● What is required
Print, word for word, the part of the passage on the Reves test that opens with the words containing "The third element" and closes with "notes were securities.".

● Source passage
____________
The third element of the Reves test, the reasonable expectations of the investing public, can be analyzed as follows. The Program is marketed using the term "investment" in the advertising literature. The case of Resolution Trust Corporation v. Stone, et al., FSLR §97,663 (1993), again citing Reves, found that the fact that notes were advertised as "investments" and that nothing would have led a reasonable person to question this characterization suggested that the notes were securities.
However, in our case a reasonable person could easily question the characterization of the Program as an investment. Again, it is difficult to see how the Program can be characterized as anything other than a simple secured commercial loan, as opposed to a speculative investment. The Program is such that a straight promissory note is secured by the Québec government guarantee, giving the vehicle virtually identical characteristics as a commercial loan, the paradigm of non-security instruments that are not intended to be regulated by the Securities Act. As stated above, an investor seeking to maximize return, even while incurring substantial risk, has an endless array of alternative vehicles in which to invest where there is no expectation of securing favorable immigration status. Although it is true that the Program is marketed as an "investment," we believe that the countervailing factor of the investor's true motivation in making the capital injection through IQIII to the legally-eligible borrowing corporation, that of securing permanent residence in Canada, negates that characterization.
____________
● Rows

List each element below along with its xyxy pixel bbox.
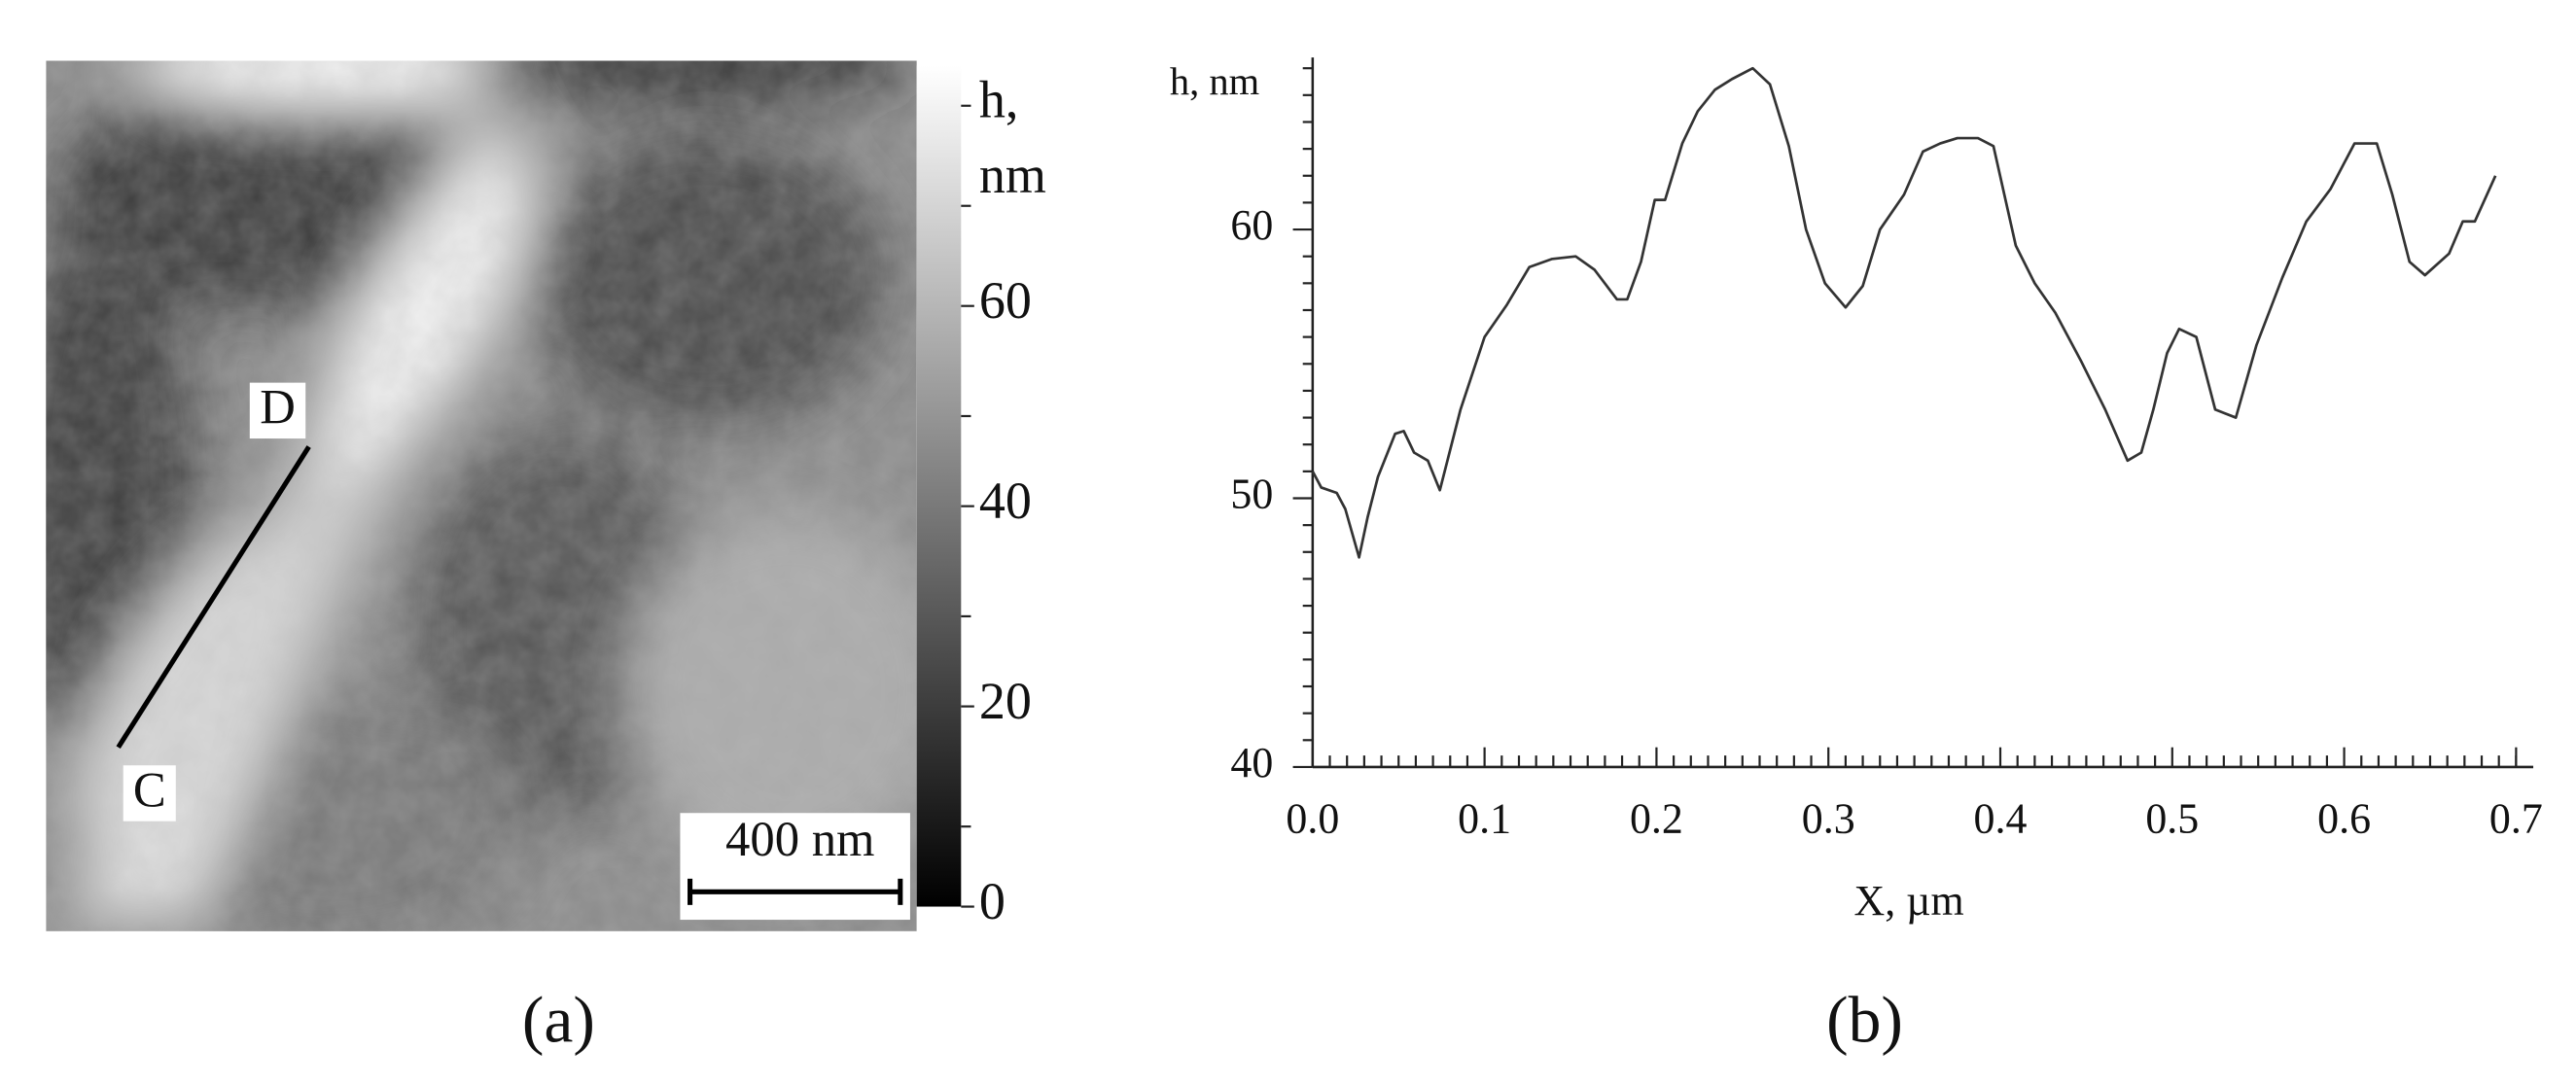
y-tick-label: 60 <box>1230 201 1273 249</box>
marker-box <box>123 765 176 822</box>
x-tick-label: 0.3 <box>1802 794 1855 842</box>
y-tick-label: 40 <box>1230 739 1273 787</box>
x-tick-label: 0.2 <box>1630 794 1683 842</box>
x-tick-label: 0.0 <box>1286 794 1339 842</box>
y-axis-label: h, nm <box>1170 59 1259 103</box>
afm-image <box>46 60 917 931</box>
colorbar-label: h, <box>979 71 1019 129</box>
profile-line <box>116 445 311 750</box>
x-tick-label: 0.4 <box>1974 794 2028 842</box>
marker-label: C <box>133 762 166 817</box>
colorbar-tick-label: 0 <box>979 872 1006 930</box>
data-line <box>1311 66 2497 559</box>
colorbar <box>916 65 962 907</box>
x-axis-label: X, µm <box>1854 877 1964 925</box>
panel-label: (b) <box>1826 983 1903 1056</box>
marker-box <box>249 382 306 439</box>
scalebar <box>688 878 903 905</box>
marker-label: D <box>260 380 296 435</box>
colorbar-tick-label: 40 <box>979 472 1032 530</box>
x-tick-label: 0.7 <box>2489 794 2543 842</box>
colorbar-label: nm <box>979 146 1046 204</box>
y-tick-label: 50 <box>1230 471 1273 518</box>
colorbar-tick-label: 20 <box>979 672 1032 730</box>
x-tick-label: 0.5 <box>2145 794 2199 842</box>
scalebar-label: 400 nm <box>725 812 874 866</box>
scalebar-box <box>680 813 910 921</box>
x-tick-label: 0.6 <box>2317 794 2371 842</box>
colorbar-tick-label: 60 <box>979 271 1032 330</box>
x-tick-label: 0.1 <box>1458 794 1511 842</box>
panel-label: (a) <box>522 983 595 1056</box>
____________
● Expected answer
The third element of the Reves test, the reasonable expectations of the investing public, can be analyzed as follows. The Program is marketed using the term "investment" in the advertising literature. The case of Resolution Trust Corporation v. Stone, et al., FSLR §97,663 (1993), again citing Reves, found that the fact that notes were advertised as "investments" and that nothing would have led a reasonable person to question this characterization suggested that the notes were securities.